### MATERIAL SHOWN
- - -

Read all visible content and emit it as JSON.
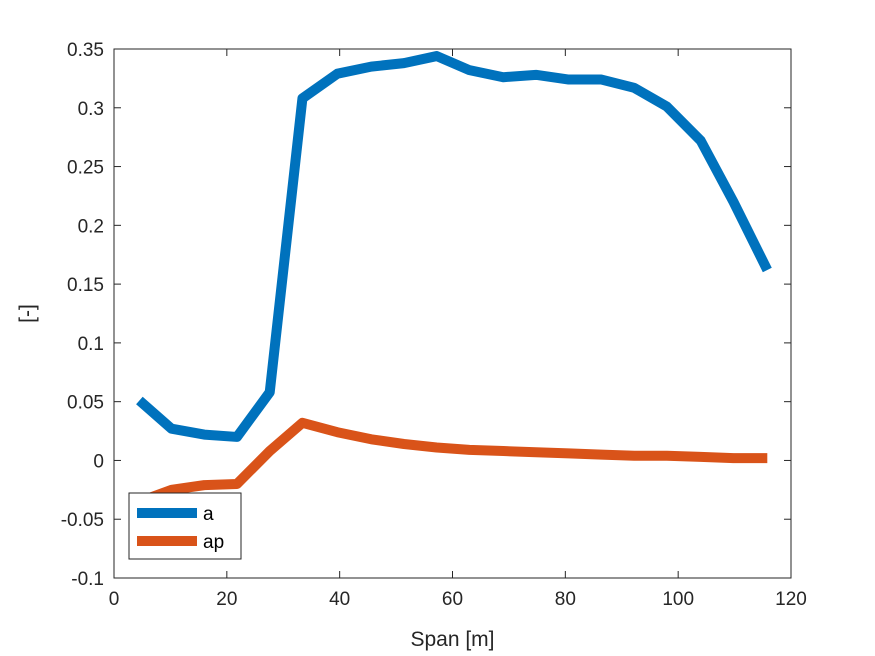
{
  "chart_data": {
    "type": "line",
    "title": "",
    "xlabel": "Span [m]",
    "ylabel": "[-]",
    "xlim": [
      0,
      120
    ],
    "ylim": [
      -0.1,
      0.35
    ],
    "xticks": [
      "0",
      "20",
      "40",
      "60",
      "80",
      "100",
      "120"
    ],
    "yticks": [
      "-0.1",
      "-0.05",
      "0",
      "0.05",
      "0.1",
      "0.15",
      "0.2",
      "0.25",
      "0.3",
      "0.35"
    ],
    "grid": false,
    "legend_position": "bottom-left",
    "series": [
      {
        "name": "a",
        "color": "#0072BD",
        "x": [
          4.5,
          10.2,
          16.0,
          21.8,
          27.6,
          33.4,
          39.6,
          45.6,
          51.4,
          57.2,
          63.0,
          69.0,
          74.8,
          80.6,
          86.4,
          92.2,
          98.0,
          104.0,
          109.8,
          115.8
        ],
        "y": [
          0.051,
          0.027,
          0.022,
          0.02,
          0.058,
          0.308,
          0.329,
          0.335,
          0.338,
          0.344,
          0.332,
          0.326,
          0.328,
          0.324,
          0.324,
          0.317,
          0.301,
          0.272,
          0.22,
          0.162
        ]
      },
      {
        "name": "ap",
        "color": "#D95319",
        "x": [
          4.5,
          10.2,
          16.0,
          21.8,
          27.6,
          33.4,
          39.6,
          45.6,
          51.4,
          57.2,
          63.0,
          69.0,
          74.8,
          80.6,
          86.4,
          92.2,
          98.0,
          104.0,
          109.8,
          115.8
        ],
        "y": [
          -0.035,
          -0.025,
          -0.021,
          -0.02,
          0.008,
          0.032,
          0.024,
          0.018,
          0.014,
          0.011,
          0.009,
          0.008,
          0.007,
          0.006,
          0.005,
          0.004,
          0.004,
          0.003,
          0.002,
          0.002
        ]
      }
    ]
  }
}
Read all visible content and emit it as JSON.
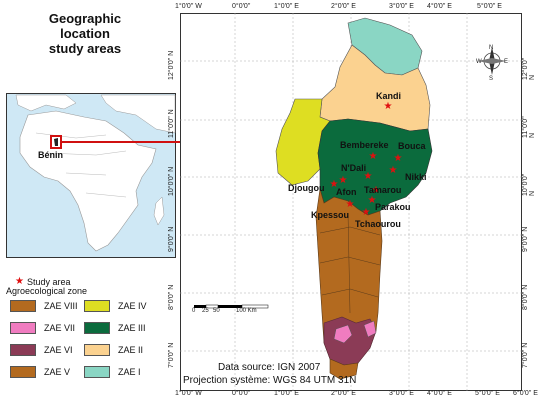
{
  "title_line1": "Geographic location",
  "title_line2": "study areas",
  "inset_label": "Bénin",
  "coords_top": [
    "1°0'0\" W",
    "0°0'0\"",
    "1°0'0\" E",
    "2°0'0\" E",
    "3°0'0\" E",
    "4°0'0\" E",
    "5°0'0\" E"
  ],
  "coords_bottom": [
    "1°0'0\" W",
    "0°0'0\"",
    "1°0'0\" E",
    "2°0'0\" E",
    "3°0'0\" E",
    "4°0'0\" E",
    "5°0'0\" E",
    "6°0'0\" E"
  ],
  "coords_left": [
    "12°0'0\" N",
    "11°0'0\" N",
    "10°0'0\" N",
    "9°0'0\" N",
    "8°0'0\" N",
    "7°0'0\" N"
  ],
  "coords_right": [
    "12°0'0\" N",
    "11°0'0\" N",
    "10°0'0\" N",
    "9°0'0\" N",
    "8°0'0\" N",
    "7°0'0\" N"
  ],
  "cities": [
    "Kandi",
    "Bembereke",
    "Bouca",
    "N'Dali",
    "Nikki",
    "Djougou",
    "Afon",
    "Tamarou",
    "Parakou",
    "Kpessou",
    "Tchaourou"
  ],
  "scale": {
    "ticks": [
      "0",
      "25",
      "50",
      "100 Km"
    ]
  },
  "compass": {
    "n": "N",
    "s": "S",
    "e": "E",
    "w": "W"
  },
  "legend": {
    "study_area": "Study area",
    "zone_title": "Agroecological zone",
    "items": [
      {
        "label": "ZAE VIII",
        "color": "#b36a1f"
      },
      {
        "label": "ZAE IV",
        "color": "#dede22"
      },
      {
        "label": "ZAE VII",
        "color": "#f07cc0"
      },
      {
        "label": "ZAE III",
        "color": "#0b6b3d"
      },
      {
        "label": "ZAE VI",
        "color": "#8b3b56"
      },
      {
        "label": "ZAE II",
        "color": "#fbd290"
      },
      {
        "label": "ZAE V",
        "color": "#b36a1f"
      },
      {
        "label": "ZAE I",
        "color": "#8ad6c4"
      }
    ]
  },
  "data_source": "Data source: IGN 2007",
  "projection": "Projection système: WGS 84 UTM 31N"
}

- - -

### CHALLENGE
Pull every line containing "color" from the data.

### SOLUTION TO THIS TASK
        "color": "#0072BD",
        "color": "#D95319",
        "color": "#b36a1f"
        "color": "#dede22"
        "color": "#f07cc0"
        "color": "#0b6b3d"
        "color": "#8b3b56"
        "color": "#fbd290"
        "color": "#b36a1f"
        "color": "#8ad6c4"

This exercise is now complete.